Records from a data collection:
######

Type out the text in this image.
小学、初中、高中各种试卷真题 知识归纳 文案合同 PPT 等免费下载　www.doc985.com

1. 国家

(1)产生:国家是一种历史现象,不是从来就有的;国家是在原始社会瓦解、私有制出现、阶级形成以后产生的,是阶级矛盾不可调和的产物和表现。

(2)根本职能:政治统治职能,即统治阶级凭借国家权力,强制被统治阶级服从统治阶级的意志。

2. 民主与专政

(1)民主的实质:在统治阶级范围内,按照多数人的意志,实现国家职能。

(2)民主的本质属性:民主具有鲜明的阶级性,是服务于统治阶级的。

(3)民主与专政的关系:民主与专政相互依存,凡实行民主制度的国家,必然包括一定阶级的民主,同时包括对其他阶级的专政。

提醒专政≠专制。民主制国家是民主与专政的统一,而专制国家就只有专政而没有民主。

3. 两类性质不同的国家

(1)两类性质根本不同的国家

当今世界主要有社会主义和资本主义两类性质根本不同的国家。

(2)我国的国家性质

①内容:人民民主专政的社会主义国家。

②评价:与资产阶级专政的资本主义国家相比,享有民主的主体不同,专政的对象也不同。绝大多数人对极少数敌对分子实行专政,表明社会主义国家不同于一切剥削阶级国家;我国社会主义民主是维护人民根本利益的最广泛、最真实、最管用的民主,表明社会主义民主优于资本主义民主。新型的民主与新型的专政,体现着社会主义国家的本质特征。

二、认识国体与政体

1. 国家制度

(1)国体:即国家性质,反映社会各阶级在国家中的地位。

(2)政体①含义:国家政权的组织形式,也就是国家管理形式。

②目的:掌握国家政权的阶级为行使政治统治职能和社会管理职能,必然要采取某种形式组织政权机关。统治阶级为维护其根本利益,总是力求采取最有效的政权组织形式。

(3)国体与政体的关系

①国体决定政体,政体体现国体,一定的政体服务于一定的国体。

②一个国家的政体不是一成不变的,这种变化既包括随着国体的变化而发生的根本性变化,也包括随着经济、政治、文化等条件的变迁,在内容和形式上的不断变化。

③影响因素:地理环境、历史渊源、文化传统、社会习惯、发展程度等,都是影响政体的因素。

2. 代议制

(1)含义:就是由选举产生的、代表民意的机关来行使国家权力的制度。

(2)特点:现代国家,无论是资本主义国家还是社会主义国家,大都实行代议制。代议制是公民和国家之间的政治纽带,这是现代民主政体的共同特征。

######

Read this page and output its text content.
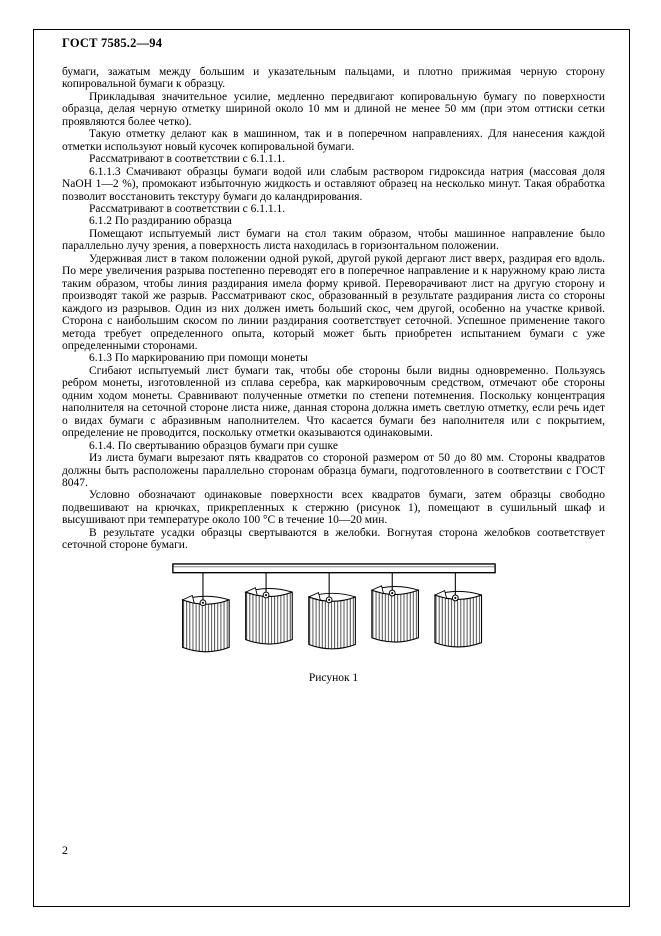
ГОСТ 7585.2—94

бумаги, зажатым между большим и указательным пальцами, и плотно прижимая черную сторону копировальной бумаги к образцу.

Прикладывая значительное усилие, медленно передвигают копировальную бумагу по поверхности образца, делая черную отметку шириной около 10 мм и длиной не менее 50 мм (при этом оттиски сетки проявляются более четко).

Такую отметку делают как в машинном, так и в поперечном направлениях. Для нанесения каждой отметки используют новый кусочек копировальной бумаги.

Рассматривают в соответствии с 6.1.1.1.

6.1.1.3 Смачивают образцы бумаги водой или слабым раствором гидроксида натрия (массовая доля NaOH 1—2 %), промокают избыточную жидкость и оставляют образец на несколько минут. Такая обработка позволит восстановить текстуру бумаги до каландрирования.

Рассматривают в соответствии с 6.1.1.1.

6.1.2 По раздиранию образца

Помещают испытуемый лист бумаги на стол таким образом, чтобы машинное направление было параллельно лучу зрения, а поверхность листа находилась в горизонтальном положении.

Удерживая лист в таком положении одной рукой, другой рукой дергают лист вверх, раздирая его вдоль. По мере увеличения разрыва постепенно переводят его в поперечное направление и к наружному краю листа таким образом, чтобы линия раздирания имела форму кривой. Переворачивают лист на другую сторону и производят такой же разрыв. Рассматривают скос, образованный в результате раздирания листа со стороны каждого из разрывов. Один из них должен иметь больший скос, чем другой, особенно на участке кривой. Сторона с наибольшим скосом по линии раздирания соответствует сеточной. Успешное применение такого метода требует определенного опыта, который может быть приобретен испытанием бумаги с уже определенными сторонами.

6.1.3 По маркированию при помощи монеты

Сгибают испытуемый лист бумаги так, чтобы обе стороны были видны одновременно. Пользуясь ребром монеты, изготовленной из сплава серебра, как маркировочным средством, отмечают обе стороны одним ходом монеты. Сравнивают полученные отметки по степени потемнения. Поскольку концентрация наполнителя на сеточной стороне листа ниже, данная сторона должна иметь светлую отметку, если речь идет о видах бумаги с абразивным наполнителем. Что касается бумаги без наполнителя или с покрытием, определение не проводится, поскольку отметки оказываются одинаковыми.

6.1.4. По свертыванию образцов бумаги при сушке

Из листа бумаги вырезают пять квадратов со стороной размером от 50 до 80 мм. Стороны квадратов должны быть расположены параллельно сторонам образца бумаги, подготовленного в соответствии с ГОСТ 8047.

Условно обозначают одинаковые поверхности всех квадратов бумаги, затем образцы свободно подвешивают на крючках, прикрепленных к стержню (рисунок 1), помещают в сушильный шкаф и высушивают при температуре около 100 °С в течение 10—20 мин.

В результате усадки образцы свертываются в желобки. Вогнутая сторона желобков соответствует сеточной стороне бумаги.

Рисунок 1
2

######

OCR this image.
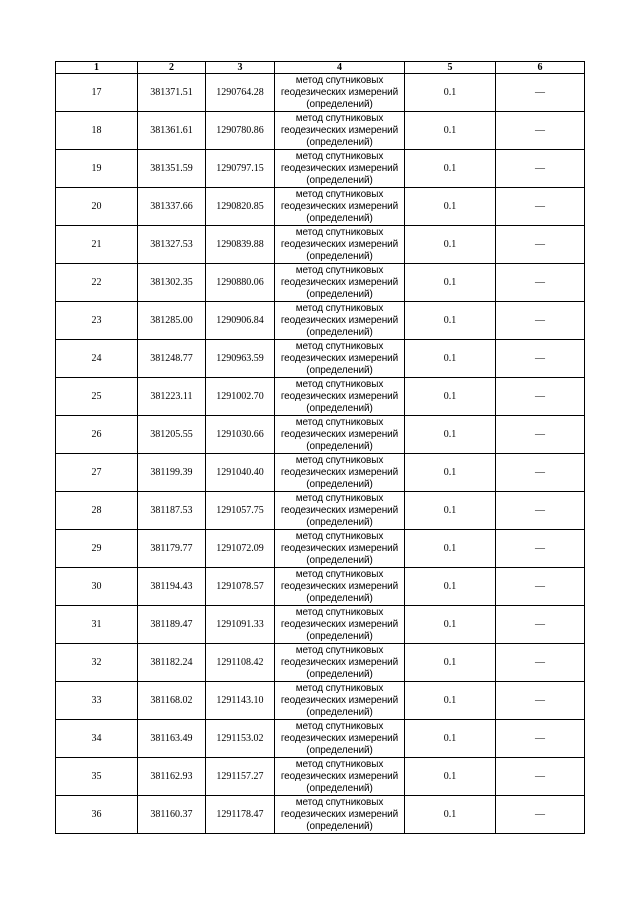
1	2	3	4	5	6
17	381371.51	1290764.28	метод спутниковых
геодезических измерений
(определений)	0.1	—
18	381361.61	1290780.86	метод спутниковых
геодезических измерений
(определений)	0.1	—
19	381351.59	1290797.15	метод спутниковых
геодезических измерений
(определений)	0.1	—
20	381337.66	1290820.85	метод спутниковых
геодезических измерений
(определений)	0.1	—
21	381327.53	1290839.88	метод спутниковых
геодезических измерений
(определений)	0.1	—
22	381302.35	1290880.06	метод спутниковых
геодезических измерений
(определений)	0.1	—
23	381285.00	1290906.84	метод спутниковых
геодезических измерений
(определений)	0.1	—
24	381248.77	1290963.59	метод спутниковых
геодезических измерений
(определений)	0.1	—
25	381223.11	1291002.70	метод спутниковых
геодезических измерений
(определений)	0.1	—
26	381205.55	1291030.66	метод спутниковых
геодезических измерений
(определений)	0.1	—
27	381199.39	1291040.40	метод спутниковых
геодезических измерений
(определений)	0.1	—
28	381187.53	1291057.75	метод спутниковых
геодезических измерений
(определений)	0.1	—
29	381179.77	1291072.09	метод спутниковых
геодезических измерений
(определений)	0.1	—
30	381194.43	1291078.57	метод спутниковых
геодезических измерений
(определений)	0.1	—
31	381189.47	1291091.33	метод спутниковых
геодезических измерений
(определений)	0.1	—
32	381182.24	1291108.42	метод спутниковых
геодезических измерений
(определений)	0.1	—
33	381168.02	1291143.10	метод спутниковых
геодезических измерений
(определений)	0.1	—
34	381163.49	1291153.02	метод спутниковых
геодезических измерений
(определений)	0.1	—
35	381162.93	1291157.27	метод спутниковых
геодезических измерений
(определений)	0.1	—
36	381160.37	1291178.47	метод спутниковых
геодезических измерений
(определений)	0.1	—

######

GIVEN INSTRUCTION –
Check each line above for "таким" and return the ones that have it.

TASK SOLUTION –
Помещают испытуемый лист бумаги на стол таким образом, чтобы машинное направление было параллельно лучу зрения, а поверхность листа находилась в горизонтальном положении.
Удерживая лист в таком положении одной рукой, другой рукой дергают лист вверх, раздирая его вдоль. По мере увеличения разрыва постепенно переводят его в поперечное направление и к наружному краю листа таким образом, чтобы линия раздирания имела форму кривой. Переворачивают лист на другую сторону и производят такой же разрыв. Рассматривают скос, образованный в результате раздирания листа со стороны каждого из разрывов. Один из них должен иметь больший скос, чем другой, особенно на участке кривой. Сторона с наибольшим скосом по линии раздирания соответствует сеточной. Успешное применение такого метода требует определенного опыта, который может быть приобретен испытанием бумаги с уже определенными сторонами.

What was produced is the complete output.